Dataset items
#####
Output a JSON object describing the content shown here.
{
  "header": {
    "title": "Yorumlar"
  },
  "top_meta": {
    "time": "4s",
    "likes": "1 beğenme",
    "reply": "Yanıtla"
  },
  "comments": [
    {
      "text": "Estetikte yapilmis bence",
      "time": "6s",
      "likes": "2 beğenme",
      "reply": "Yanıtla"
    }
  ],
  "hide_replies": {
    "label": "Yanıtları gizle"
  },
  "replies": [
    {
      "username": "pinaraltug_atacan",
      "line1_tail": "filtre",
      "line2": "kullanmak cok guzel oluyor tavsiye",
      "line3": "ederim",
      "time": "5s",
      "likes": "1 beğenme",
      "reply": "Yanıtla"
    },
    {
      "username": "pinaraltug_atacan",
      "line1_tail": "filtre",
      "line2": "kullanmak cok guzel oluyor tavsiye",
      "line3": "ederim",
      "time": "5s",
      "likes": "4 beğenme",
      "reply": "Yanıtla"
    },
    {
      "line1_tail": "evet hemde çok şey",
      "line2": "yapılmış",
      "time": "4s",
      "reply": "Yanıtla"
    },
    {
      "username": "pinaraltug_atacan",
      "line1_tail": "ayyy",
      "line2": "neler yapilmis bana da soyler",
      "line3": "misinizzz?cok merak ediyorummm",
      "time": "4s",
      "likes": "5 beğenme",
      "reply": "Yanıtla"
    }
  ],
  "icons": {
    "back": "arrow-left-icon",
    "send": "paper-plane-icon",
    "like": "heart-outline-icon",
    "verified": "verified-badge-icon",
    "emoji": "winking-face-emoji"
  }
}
#####
# Task goal:
All of the lines above must be returned exactly.

# Completed exercise:
Output a JSON object describing the content shown here.
{
  "header": {
    "title": "Yorumlar"
  },
  "top_meta": {
    "time": "4s",
    "likes": "1 beğenme",
    "reply": "Yanıtla"
  },
  "comments": [
    {
      "text": "Estetikte yapilmis bence",
      "time": "6s",
      "likes": "2 beğenme",
      "reply": "Yanıtla"
    }
  ],
  "hide_replies": {
    "label": "Yanıtları gizle"
  },
  "replies": [
    {
      "username": "pinaraltug_atacan",
      "line1_tail": "filtre",
      "line2": "kullanmak cok guzel oluyor tavsiye",
      "line3": "ederim",
      "time": "5s",
      "likes": "1 beğenme",
      "reply": "Yanıtla"
    },
    {
      "username": "pinaraltug_atacan",
      "line1_tail": "filtre",
      "line2": "kullanmak cok guzel oluyor tavsiye",
      "line3": "ederim",
      "time": "5s",
      "likes": "4 beğenme",
      "reply": "Yanıtla"
    },
    {
      "line1_tail": "evet hemde çok şey",
      "line2": "yapılmış",
      "time": "4s",
      "reply": "Yanıtla"
    },
    {
      "username": "pinaraltug_atacan",
      "line1_tail": "ayyy",
      "line2": "neler yapilmis bana da soyler",
      "line3": "misinizzz?cok merak ediyorummm",
      "time": "4s",
      "likes": "5 beğenme",
      "reply": "Yanıtla"
    }
  ],
  "icons": {
    "back": "arrow-left-icon",
    "send": "paper-plane-icon",
    "like": "heart-outline-icon",
    "verified": "verified-badge-icon",
    "emoji": "winking-face-emoji"
  }
}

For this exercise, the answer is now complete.